INSTRUCTION:
Among the lines below, count those with "猪哥提供". Give only the number.

◇ ◇ ◇ ◇ ◇

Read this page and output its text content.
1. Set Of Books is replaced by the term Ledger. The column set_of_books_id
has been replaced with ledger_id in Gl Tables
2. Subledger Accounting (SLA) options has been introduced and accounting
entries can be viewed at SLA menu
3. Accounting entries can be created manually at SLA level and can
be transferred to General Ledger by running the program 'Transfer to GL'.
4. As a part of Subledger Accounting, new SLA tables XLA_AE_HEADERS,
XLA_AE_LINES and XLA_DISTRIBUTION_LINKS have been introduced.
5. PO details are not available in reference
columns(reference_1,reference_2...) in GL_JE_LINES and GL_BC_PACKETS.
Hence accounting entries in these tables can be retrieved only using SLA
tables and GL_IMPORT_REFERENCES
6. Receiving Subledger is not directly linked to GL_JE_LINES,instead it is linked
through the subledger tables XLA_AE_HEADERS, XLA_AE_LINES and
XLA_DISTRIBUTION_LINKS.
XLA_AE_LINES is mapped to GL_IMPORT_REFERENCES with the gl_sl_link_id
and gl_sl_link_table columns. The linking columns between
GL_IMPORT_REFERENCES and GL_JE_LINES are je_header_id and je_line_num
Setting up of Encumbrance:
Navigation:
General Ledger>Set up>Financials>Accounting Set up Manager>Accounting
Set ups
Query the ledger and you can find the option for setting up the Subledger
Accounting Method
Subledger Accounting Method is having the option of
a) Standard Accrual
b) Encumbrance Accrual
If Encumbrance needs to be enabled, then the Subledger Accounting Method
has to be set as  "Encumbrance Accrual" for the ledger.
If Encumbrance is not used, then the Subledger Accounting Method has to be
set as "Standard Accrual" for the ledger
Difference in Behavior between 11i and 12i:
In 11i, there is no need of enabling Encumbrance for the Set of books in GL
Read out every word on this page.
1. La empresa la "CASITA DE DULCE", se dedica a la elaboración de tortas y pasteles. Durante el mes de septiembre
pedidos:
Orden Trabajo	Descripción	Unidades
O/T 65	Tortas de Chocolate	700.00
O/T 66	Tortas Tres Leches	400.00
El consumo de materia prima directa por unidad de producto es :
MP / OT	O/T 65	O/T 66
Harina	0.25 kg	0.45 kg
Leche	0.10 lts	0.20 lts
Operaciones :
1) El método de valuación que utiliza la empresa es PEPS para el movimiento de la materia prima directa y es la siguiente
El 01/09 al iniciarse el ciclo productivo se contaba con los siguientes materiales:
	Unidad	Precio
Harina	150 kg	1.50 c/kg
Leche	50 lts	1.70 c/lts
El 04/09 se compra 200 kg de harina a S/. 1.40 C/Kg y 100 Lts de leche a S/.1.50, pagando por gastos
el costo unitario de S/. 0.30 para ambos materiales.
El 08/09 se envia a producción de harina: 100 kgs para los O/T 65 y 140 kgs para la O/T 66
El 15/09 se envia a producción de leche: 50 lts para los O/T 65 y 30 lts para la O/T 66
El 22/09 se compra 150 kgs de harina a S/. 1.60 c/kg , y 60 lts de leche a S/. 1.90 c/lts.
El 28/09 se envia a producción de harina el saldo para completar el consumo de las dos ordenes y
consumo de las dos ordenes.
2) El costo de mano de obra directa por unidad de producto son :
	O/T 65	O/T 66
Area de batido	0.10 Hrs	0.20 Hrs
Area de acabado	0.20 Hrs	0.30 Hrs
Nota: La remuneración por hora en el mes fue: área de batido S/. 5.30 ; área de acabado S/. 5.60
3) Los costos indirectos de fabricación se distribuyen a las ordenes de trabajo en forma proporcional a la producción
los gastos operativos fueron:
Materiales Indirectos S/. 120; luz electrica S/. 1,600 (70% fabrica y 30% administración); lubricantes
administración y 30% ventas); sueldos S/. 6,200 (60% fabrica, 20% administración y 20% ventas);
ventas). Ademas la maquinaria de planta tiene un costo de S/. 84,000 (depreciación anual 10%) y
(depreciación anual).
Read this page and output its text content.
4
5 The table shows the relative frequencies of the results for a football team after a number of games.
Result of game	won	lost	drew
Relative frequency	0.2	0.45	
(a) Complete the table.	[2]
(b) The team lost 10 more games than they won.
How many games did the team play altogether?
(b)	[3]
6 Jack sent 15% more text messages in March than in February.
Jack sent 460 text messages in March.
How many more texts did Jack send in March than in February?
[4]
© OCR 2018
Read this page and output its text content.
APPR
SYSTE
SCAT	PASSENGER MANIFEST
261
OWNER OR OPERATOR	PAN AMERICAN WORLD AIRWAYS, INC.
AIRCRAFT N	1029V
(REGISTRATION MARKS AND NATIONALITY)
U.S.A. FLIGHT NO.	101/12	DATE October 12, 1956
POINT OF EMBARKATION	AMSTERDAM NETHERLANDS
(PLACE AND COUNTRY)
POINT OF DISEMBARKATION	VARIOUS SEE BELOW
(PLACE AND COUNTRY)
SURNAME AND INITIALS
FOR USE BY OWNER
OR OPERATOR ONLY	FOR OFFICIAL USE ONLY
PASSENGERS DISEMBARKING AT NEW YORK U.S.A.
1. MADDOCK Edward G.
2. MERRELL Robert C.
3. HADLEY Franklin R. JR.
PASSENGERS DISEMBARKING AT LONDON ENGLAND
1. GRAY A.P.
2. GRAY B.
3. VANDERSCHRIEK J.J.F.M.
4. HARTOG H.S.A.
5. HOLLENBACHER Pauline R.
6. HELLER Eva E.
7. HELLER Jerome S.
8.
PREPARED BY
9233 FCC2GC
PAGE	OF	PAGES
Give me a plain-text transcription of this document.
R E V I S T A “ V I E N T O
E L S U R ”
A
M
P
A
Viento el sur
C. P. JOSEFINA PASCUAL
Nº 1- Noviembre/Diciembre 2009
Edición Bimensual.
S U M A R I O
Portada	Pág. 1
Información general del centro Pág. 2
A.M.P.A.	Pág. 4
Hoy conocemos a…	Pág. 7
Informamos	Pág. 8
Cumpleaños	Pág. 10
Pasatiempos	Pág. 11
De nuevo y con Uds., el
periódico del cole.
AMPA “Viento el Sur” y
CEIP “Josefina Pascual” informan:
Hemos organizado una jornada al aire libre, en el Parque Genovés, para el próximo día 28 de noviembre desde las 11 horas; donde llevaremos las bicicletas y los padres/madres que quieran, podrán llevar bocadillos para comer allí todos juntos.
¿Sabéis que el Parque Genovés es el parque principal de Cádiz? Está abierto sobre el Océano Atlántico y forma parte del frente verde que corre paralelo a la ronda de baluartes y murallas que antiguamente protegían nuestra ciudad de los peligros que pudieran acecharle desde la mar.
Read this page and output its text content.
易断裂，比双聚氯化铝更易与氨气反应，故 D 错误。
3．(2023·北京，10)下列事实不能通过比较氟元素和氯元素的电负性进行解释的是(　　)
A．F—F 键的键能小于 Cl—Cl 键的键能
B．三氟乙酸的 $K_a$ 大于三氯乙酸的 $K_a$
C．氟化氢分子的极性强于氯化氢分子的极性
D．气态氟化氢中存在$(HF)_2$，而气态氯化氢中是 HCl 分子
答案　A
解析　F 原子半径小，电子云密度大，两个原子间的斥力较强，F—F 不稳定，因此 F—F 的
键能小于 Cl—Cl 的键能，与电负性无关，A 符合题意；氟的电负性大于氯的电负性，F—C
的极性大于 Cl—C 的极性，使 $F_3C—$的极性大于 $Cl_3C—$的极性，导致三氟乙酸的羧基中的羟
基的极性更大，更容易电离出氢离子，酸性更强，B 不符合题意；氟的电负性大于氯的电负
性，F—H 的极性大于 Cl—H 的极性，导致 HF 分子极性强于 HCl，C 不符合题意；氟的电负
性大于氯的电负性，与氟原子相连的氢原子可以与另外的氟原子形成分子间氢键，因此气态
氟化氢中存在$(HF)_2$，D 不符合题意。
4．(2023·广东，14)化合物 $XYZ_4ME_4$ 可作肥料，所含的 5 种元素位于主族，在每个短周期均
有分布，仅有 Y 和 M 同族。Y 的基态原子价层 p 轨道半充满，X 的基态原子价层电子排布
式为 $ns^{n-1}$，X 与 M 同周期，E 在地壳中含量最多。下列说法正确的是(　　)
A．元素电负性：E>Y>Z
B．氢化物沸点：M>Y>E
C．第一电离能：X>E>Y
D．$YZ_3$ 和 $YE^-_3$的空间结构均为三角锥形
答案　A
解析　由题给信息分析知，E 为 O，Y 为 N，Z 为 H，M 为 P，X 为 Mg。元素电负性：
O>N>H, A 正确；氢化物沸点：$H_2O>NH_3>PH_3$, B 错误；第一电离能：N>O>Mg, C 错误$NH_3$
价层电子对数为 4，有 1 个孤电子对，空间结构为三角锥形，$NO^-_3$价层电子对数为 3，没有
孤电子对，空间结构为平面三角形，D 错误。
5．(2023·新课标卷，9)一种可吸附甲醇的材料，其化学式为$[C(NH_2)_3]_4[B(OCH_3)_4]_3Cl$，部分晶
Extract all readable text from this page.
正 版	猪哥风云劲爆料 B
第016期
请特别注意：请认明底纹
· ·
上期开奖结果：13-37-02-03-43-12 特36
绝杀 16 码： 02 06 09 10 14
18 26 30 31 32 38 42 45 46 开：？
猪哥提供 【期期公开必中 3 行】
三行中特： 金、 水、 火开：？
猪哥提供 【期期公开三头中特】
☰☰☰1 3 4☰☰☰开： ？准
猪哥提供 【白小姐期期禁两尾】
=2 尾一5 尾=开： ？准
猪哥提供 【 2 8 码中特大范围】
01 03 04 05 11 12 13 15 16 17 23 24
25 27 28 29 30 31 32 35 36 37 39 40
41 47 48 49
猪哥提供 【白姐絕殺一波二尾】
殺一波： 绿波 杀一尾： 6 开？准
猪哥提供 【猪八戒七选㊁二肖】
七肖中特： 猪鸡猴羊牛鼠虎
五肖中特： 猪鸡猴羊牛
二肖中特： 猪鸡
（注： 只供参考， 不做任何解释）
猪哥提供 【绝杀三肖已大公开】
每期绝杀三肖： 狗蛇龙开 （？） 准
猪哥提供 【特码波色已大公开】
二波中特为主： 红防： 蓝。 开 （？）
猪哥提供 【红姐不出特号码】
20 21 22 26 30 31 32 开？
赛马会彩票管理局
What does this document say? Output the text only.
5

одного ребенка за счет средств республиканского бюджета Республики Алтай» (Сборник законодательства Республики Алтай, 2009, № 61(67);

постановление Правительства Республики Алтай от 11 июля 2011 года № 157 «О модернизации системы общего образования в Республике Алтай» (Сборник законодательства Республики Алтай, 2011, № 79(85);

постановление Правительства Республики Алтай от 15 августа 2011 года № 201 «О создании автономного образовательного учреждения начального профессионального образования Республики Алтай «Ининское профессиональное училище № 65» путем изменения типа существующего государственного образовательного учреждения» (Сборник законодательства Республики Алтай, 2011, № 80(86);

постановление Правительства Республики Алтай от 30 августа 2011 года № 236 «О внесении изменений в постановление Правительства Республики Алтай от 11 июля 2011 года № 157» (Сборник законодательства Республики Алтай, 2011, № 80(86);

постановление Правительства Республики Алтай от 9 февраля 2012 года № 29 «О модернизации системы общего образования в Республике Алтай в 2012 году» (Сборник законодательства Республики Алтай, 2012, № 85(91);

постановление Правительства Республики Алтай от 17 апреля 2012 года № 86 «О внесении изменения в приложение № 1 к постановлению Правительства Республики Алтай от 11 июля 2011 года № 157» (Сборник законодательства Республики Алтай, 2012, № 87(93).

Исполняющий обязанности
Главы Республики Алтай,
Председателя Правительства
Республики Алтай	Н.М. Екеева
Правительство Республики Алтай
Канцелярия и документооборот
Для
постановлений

◇ ◇ ◇ ◇ ◇

SOLUTION TO THE PROBLEM:
9